(Stored items)
######

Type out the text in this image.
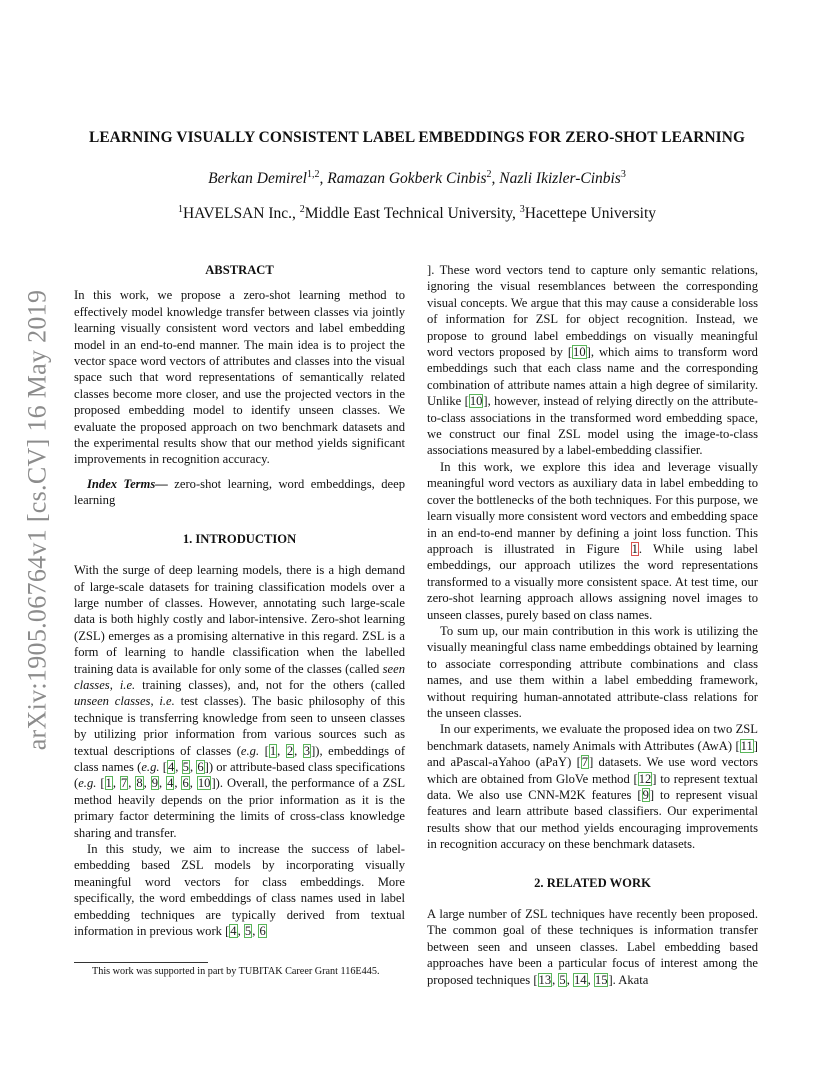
arXiv:1905.06764v1 [cs.CV] 16 May 2019
LEARNING VISUALLY CONSISTENT LABEL EMBEDDINGS FOR ZERO-SHOT LEARNING
Berkan Demirel$^{1,2}$, Ramazan Gokberk Cinbis$^2$, Nazli Ikizler-Cinbis$^3$
$^1$HAVELSAN Inc., $^2$Middle East Technical University, $^3$Hacettepe University

ABSTRACT

In this work, we propose a zero-shot learning method to effectively model knowledge transfer between classes via jointly learning visually consistent word vectors and label embedding model in an end-to-end manner. The main idea is to project the vector space word vectors of attributes and classes into the visual space such that word representations of semantically related classes become more closer, and use the projected vectors in the proposed embedding model to identify unseen classes. We evaluate the proposed approach on two benchmark datasets and the experimental results show that our method yields significant improvements in recognition accuracy.

Index Terms— zero-shot learning, word embeddings, deep learning

1. INTRODUCTION

With the surge of deep learning models, there is a high demand of large-scale datasets for training classification models over a large number of classes. However, annotating such large-scale data is both highly costly and labor-intensive. Zero-shot learning (ZSL) emerges as a promising alternative in this regard. ZSL is a form of learning to handle classification when the labelled training data is available for only some of the classes (called seen classes, i.e. training classes), and, not for the others (called unseen classes, i.e. test classes). The basic philosophy of this technique is transferring knowledge from seen to unseen classes by utilizing prior information from various sources such as textual descriptions of classes (e.g. [1, 2, 3]), embeddings of class names (e.g. [4, 5, 6]) or attribute-based class specifications (e.g. [1, 7, 8, 9, 4, 6, 10]). Overall, the performance of a ZSL method heavily depends on the prior information as it is the primary factor determining the limits of cross-class knowledge sharing and transfer.

In this study, we aim to increase the success of label-embedding based ZSL models by incorporating visually meaningful word vectors for class embeddings. More specifically, the word embeddings of class names used in label embedding techniques are typically derived from textual information in previous work [4, 5, 6

]. These word vectors tend to capture only semantic relations, ignoring the visual resemblances between the corresponding visual concepts. We argue that this may cause a considerable loss of information for ZSL for object recognition. Instead, we propose to ground label embeddings on visually meaningful word vectors proposed by [10], which aims to transform word embeddings such that each class name and the corresponding combination of attribute names attain a high degree of similarity. Unlike [10], however, instead of relying directly on the attribute-to-class associations in the transformed word embedding space, we construct our final ZSL model using the image-to-class associations measured by a label-embedding classifier.

In this work, we explore this idea and leverage visually meaningful word vectors as auxiliary data in label embedding to cover the bottlenecks of the both techniques. For this purpose, we learn visually more consistent word vectors and embedding space in an end-to-end manner by defining a joint loss function. This approach is illustrated in Figure 1. While using label embeddings, our approach utilizes the word representations transformed to a visually more consistent space. At test time, our zero-shot learning approach allows assigning novel images to unseen classes, purely based on class names.

To sum up, our main contribution in this work is utilizing the visually meaningful class name embeddings obtained by learning to associate corresponding attribute combinations and class names, and use them within a label embedding framework, without requiring human-annotated attribute-class relations for the unseen classes.

In our experiments, we evaluate the proposed idea on two ZSL benchmark datasets, namely Animals with Attributes (AwA) [11] and aPascal-aYahoo (aPaY) [7] datasets. We use word vectors which are obtained from GloVe method [12] to represent textual data. We also use CNN-M2K features [9] to represent visual features and learn attribute based classifiers. Our experimental results show that our method yields encouraging improvements in recognition accuracy on these benchmark datasets.

2. RELATED WORK

A large number of ZSL techniques have recently been proposed. The common goal of these techniques is information transfer between seen and unseen classes. Label embedding based approaches have been a particular focus of interest among the proposed techniques [13, 5, 14, 15]. Akata

This work was supported in part by TUBITAK Career Grant 116E445.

######

Except for the pictures, copy every line of the records above exactly.

Type out the text in this image.
arXiv:1905.06764v1 [cs.CV] 16 May 2019
LEARNING VISUALLY CONSISTENT LABEL EMBEDDINGS FOR ZERO-SHOT LEARNING
Berkan Demirel$^{1,2}$, Ramazan Gokberk Cinbis$^2$, Nazli Ikizler-Cinbis$^3$
$^1$HAVELSAN Inc., $^2$Middle East Technical University, $^3$Hacettepe University

ABSTRACT

In this work, we propose a zero-shot learning method to effectively model knowledge transfer between classes via jointly learning visually consistent word vectors and label embedding model in an end-to-end manner. The main idea is to project the vector space word vectors of attributes and classes into the visual space such that word representations of semantically related classes become more closer, and use the projected vectors in the proposed embedding model to identify unseen classes. We evaluate the proposed approach on two benchmark datasets and the experimental results show that our method yields significant improvements in recognition accuracy.

Index Terms— zero-shot learning, word embeddings, deep learning

1. INTRODUCTION

With the surge of deep learning models, there is a high demand of large-scale datasets for training classification models over a large number of classes. However, annotating such large-scale data is both highly costly and labor-intensive. Zero-shot learning (ZSL) emerges as a promising alternative in this regard. ZSL is a form of learning to handle classification when the labelled training data is available for only some of the classes (called seen classes, i.e. training classes), and, not for the others (called unseen classes, i.e. test classes). The basic philosophy of this technique is transferring knowledge from seen to unseen classes by utilizing prior information from various sources such as textual descriptions of classes (e.g. [1, 2, 3]), embeddings of class names (e.g. [4, 5, 6]) or attribute-based class specifications (e.g. [1, 7, 8, 9, 4, 6, 10]). Overall, the performance of a ZSL method heavily depends on the prior information as it is the primary factor determining the limits of cross-class knowledge sharing and transfer.

In this study, we aim to increase the success of label-embedding based ZSL models by incorporating visually meaningful word vectors for class embeddings. More specifically, the word embeddings of class names used in label embedding techniques are typically derived from textual information in previous work [4, 5, 6

]. These word vectors tend to capture only semantic relations, ignoring the visual resemblances between the corresponding visual concepts. We argue that this may cause a considerable loss of information for ZSL for object recognition. Instead, we propose to ground label embeddings on visually meaningful word vectors proposed by [10], which aims to transform word embeddings such that each class name and the corresponding combination of attribute names attain a high degree of similarity. Unlike [10], however, instead of relying directly on the attribute-to-class associations in the transformed word embedding space, we construct our final ZSL model using the image-to-class associations measured by a label-embedding classifier.

In this work, we explore this idea and leverage visually meaningful word vectors as auxiliary data in label embedding to cover the bottlenecks of the both techniques. For this purpose, we learn visually more consistent word vectors and embedding space in an end-to-end manner by defining a joint loss function. This approach is illustrated in Figure 1. While using label embeddings, our approach utilizes the word representations transformed to a visually more consistent space. At test time, our zero-shot learning approach allows assigning novel images to unseen classes, purely based on class names.

To sum up, our main contribution in this work is utilizing the visually meaningful class name embeddings obtained by learning to associate corresponding attribute combinations and class names, and use them within a label embedding framework, without requiring human-annotated attribute-class relations for the unseen classes.

In our experiments, we evaluate the proposed idea on two ZSL benchmark datasets, namely Animals with Attributes (AwA) [11] and aPascal-aYahoo (aPaY) [7] datasets. We use word vectors which are obtained from GloVe method [12] to represent textual data. We also use CNN-M2K features [9] to represent visual features and learn attribute based classifiers. Our experimental results show that our method yields encouraging improvements in recognition accuracy on these benchmark datasets.

2. RELATED WORK

A large number of ZSL techniques have recently been proposed. The common goal of these techniques is information transfer between seen and unseen classes. Label embedding based approaches have been a particular focus of interest among the proposed techniques [13, 5, 14, 15]. Akata

This work was supported in part by TUBITAK Career Grant 116E445.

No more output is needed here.